- **WORKING DATA**:
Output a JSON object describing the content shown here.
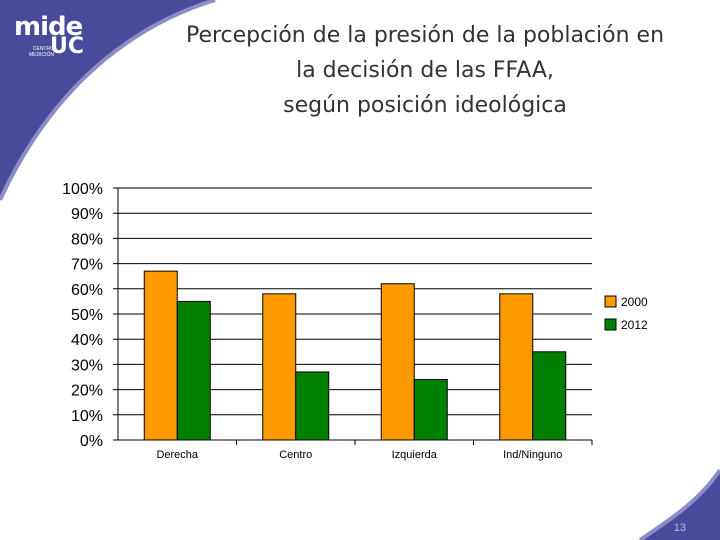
{
  "slide": {
    "title_lines": [
      "Percepción de la presión de la población en",
      "la decisión de las FFAA,",
      "según posición ideológica"
    ],
    "page_number": "13",
    "accent_color": "#4a4a9c"
  },
  "logo": {
    "main": "mide",
    "uc": "UC",
    "sub_lines": [
      "CENTRO",
      "MEDICIÓN"
    ]
  },
  "chart_data": {
    "type": "bar",
    "categories": [
      "Derecha",
      "Centro",
      "Izquierda",
      "Ind/Ninguno"
    ],
    "series": [
      {
        "name": "2000",
        "values": [
          67,
          58,
          62,
          58
        ],
        "color": "#ff9900"
      },
      {
        "name": "2012",
        "values": [
          55,
          27,
          24,
          35
        ],
        "color": "#008000"
      }
    ],
    "y_ticks": [
      "100%",
      "90%",
      "80%",
      "70%",
      "60%",
      "50%",
      "40%",
      "30%",
      "20%",
      "10%",
      "0%"
    ],
    "ylim": [
      0,
      100
    ],
    "grid": true,
    "legend_position": "right",
    "title": "",
    "xlabel": "",
    "ylabel": ""
  }
}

- **YOUR INSTRUCTIONS**: Copy the data character for character, but drop all pictures from the copy.

- **OUTPUT**:
Output a JSON object describing the content shown here.
{
  "slide": {
    "title_lines": [
      "Percepción de la presión de la población en",
      "la decisión de las FFAA,",
      "según posición ideológica"
    ],
    "page_number": "13",
    "accent_color": "#4a4a9c"
  },
  "logo": {
    "main": "mide",
    "uc": "UC",
    "sub_lines": [
      "CENTRO",
      "MEDICIÓN"
    ]
  },
  "chart_data": {
    "type": "bar",
    "categories": [
      "Derecha",
      "Centro",
      "Izquierda",
      "Ind/Ninguno"
    ],
    "series": [
      {
        "name": "2000",
        "values": [
          67,
          58,
          62,
          58
        ],
        "color": "#ff9900"
      },
      {
        "name": "2012",
        "values": [
          55,
          27,
          24,
          35
        ],
        "color": "#008000"
      }
    ],
    "y_ticks": [
      "100%",
      "90%",
      "80%",
      "70%",
      "60%",
      "50%",
      "40%",
      "30%",
      "20%",
      "10%",
      "0%"
    ],
    "ylim": [
      0,
      100
    ],
    "grid": true,
    "legend_position": "right",
    "title": "",
    "xlabel": "",
    "ylabel": ""
  }
}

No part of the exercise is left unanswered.